BEGIN DATA LISTING

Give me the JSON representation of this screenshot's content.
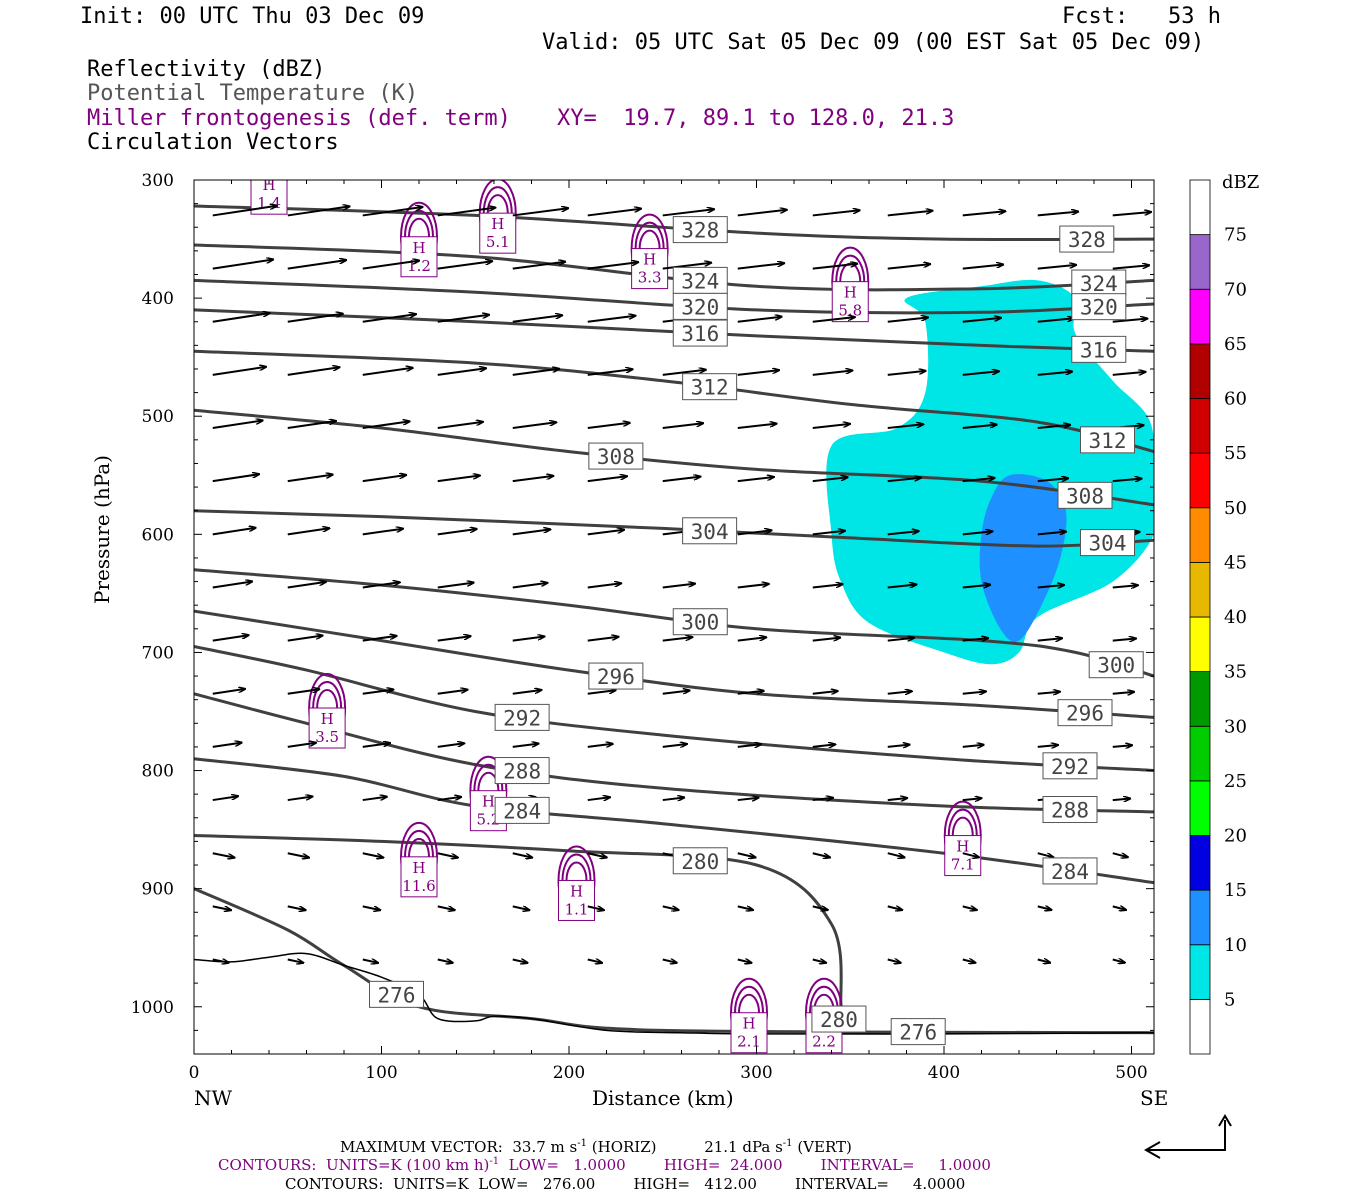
{
  "header": {
    "init": "Init: 00 UTC Thu 03 Dec 09",
    "fcst": "Fcst:   53 h",
    "valid": "Valid: 05 UTC Sat 05 Dec 09 (00 EST Sat 05 Dec 09)",
    "field1": "Reflectivity (dBZ)",
    "field2": "Potential Temperature (K)",
    "field3": "Miller frontogenesis (def. term)",
    "xy": "XY=  19.7, 89.1 to 128.0, 21.3",
    "field4": "Circulation Vectors"
  },
  "axes": {
    "ylabel": "Pressure (hPa)",
    "xlabel": "Distance (km)",
    "left_end": "NW",
    "right_end": "SE",
    "y_ticks": [
      "300",
      "400",
      "500",
      "600",
      "700",
      "800",
      "900",
      "1000"
    ],
    "x_ticks": [
      "0",
      "100",
      "200",
      "300",
      "400",
      "500"
    ]
  },
  "colorbar": {
    "title": "dBZ",
    "labels": [
      "75",
      "70",
      "65",
      "60",
      "55",
      "50",
      "45",
      "40",
      "35",
      "30",
      "25",
      "20",
      "15",
      "10",
      "5"
    ],
    "colors": [
      "#ffffff",
      "#00e5e5",
      "#1e90ff",
      "#0000e0",
      "#00ff00",
      "#00cc00",
      "#009900",
      "#ffff00",
      "#e6b800",
      "#ff8c00",
      "#ff0000",
      "#d00000",
      "#b00000",
      "#ff00ff",
      "#9966cc",
      "#ffffff"
    ]
  },
  "footer": {
    "max_vector": "MAXIMUM VECTOR:  33.7 m s",
    "max_vector_unit": "-1",
    "horiz": "(HORIZ)",
    "vert": "21.1 dPa s",
    "vert_unit": "-1",
    "vert_tail": "(VERT)",
    "contours1": "CONTOURS:  UNITS=K (100 km h)",
    "contours1_exp": "-1",
    "contours1_tail": "LOW=   1.0000        HIGH=  24.000        INTERVAL=     1.0000",
    "contours2": "CONTOURS:  UNITS=K  LOW=   276.00        HIGH=   412.00        INTERVAL=     4.0000"
  },
  "chart_data": {
    "type": "cross-section",
    "x_range_km": [
      0,
      512
    ],
    "y_range_hpa": [
      300,
      1040
    ],
    "y_scale": "linear",
    "theta_contours": [
      {
        "label": "328",
        "points": [
          [
            0,
            322
          ],
          [
            150,
            330
          ],
          [
            300,
            345
          ],
          [
            400,
            350
          ],
          [
            512,
            350
          ]
        ]
      },
      {
        "label": "324",
        "points": [
          [
            0,
            355
          ],
          [
            150,
            365
          ],
          [
            300,
            390
          ],
          [
            420,
            392
          ],
          [
            512,
            385
          ]
        ]
      },
      {
        "label": "320",
        "points": [
          [
            0,
            385
          ],
          [
            150,
            395
          ],
          [
            300,
            410
          ],
          [
            420,
            412
          ],
          [
            512,
            405
          ]
        ]
      },
      {
        "label": "316",
        "points": [
          [
            0,
            410
          ],
          [
            150,
            420
          ],
          [
            300,
            432
          ],
          [
            420,
            440
          ],
          [
            512,
            445
          ]
        ]
      },
      {
        "label": "312",
        "points": [
          [
            0,
            445
          ],
          [
            150,
            455
          ],
          [
            250,
            470
          ],
          [
            350,
            490
          ],
          [
            450,
            505
          ],
          [
            512,
            530
          ]
        ]
      },
      {
        "label": "308",
        "points": [
          [
            0,
            495
          ],
          [
            100,
            510
          ],
          [
            200,
            530
          ],
          [
            300,
            545
          ],
          [
            420,
            555
          ],
          [
            512,
            575
          ]
        ]
      },
      {
        "label": "304",
        "points": [
          [
            0,
            580
          ],
          [
            100,
            585
          ],
          [
            250,
            595
          ],
          [
            350,
            603
          ],
          [
            450,
            610
          ],
          [
            512,
            605
          ]
        ]
      },
      {
        "label": "300",
        "points": [
          [
            0,
            630
          ],
          [
            100,
            643
          ],
          [
            200,
            660
          ],
          [
            300,
            680
          ],
          [
            420,
            690
          ],
          [
            470,
            700
          ],
          [
            512,
            720
          ]
        ]
      },
      {
        "label": "296",
        "points": [
          [
            0,
            665
          ],
          [
            100,
            690
          ],
          [
            200,
            715
          ],
          [
            300,
            735
          ],
          [
            420,
            745
          ],
          [
            512,
            755
          ]
        ]
      },
      {
        "label": "292",
        "points": [
          [
            0,
            695
          ],
          [
            60,
            715
          ],
          [
            150,
            750
          ],
          [
            250,
            770
          ],
          [
            400,
            790
          ],
          [
            512,
            800
          ]
        ]
      },
      {
        "label": "288",
        "points": [
          [
            0,
            735
          ],
          [
            60,
            760
          ],
          [
            150,
            795
          ],
          [
            250,
            815
          ],
          [
            400,
            830
          ],
          [
            512,
            835
          ]
        ]
      },
      {
        "label": "284",
        "points": [
          [
            0,
            790
          ],
          [
            80,
            805
          ],
          [
            150,
            830
          ],
          [
            250,
            845
          ],
          [
            400,
            870
          ],
          [
            512,
            895
          ]
        ]
      },
      {
        "label": "280",
        "points": [
          [
            0,
            855
          ],
          [
            100,
            860
          ],
          [
            200,
            868
          ],
          [
            300,
            880
          ],
          [
            340,
            930
          ],
          [
            345,
            1000
          ],
          [
            343,
            1020
          ]
        ]
      },
      {
        "label": "276",
        "points": [
          [
            0,
            900
          ],
          [
            50,
            935
          ],
          [
            80,
            965
          ],
          [
            120,
            1000
          ],
          [
            180,
            1010
          ],
          [
            250,
            1020
          ],
          [
            512,
            1022
          ]
        ]
      }
    ],
    "frontogenesis_maxima": [
      {
        "label": "H",
        "value": "1.4",
        "x": 40,
        "p": 312
      },
      {
        "label": "H",
        "value": "1.2",
        "x": 120,
        "p": 365
      },
      {
        "label": "H",
        "value": "5.1",
        "x": 162,
        "p": 345
      },
      {
        "label": "H",
        "value": "3.3",
        "x": 243,
        "p": 375
      },
      {
        "label": "H",
        "value": "5.8",
        "x": 350,
        "p": 403
      },
      {
        "label": "H",
        "value": "3.5",
        "x": 71,
        "p": 764
      },
      {
        "label": "H",
        "value": "5.2",
        "x": 157,
        "p": 834
      },
      {
        "label": "H",
        "value": "11.6",
        "x": 120,
        "p": 890
      },
      {
        "label": "H",
        "value": "1.1",
        "x": 204,
        "p": 910
      },
      {
        "label": "H",
        "value": "7.1",
        "x": 410,
        "p": 872
      },
      {
        "label": "H",
        "value": "2.1",
        "x": 296,
        "p": 1022
      },
      {
        "label": "H",
        "value": "2.2",
        "x": 336,
        "p": 1022
      }
    ],
    "reflectivity_regions": [
      {
        "dbz_min": 5,
        "polygon": [
          [
            340,
            525
          ],
          [
            375,
            510
          ],
          [
            390,
            480
          ],
          [
            390,
            420
          ],
          [
            380,
            400
          ],
          [
            420,
            390
          ],
          [
            450,
            385
          ],
          [
            470,
            400
          ],
          [
            470,
            430
          ],
          [
            490,
            470
          ],
          [
            510,
            505
          ],
          [
            512,
            560
          ],
          [
            512,
            600
          ],
          [
            490,
            640
          ],
          [
            450,
            670
          ],
          [
            440,
            700
          ],
          [
            425,
            710
          ],
          [
            400,
            700
          ],
          [
            360,
            675
          ],
          [
            345,
            640
          ],
          [
            340,
            600
          ]
        ]
      },
      {
        "dbz_min": 10,
        "polygon": [
          [
            420,
            600
          ],
          [
            425,
            570
          ],
          [
            435,
            550
          ],
          [
            455,
            555
          ],
          [
            465,
            580
          ],
          [
            462,
            620
          ],
          [
            452,
            660
          ],
          [
            440,
            690
          ],
          [
            430,
            680
          ],
          [
            420,
            640
          ]
        ]
      }
    ],
    "reflectivity_min_shown": 5,
    "max_vector_horiz_ms": 33.7,
    "max_vector_vert_dpas": 21.1
  }
}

END DATA LISTING

EXERCISE: Which lines above hold the string "INTERVAL"? Show each of them.

SOLUTION FOR THIS PROBLEM:
    "contours1_tail": "LOW=   1.0000        HIGH=  24.000        INTERVAL=     1.0000",
    "contours2": "CONTOURS:  UNITS=K  LOW=   276.00        HIGH=   412.00        INTERVAL=     4.0000"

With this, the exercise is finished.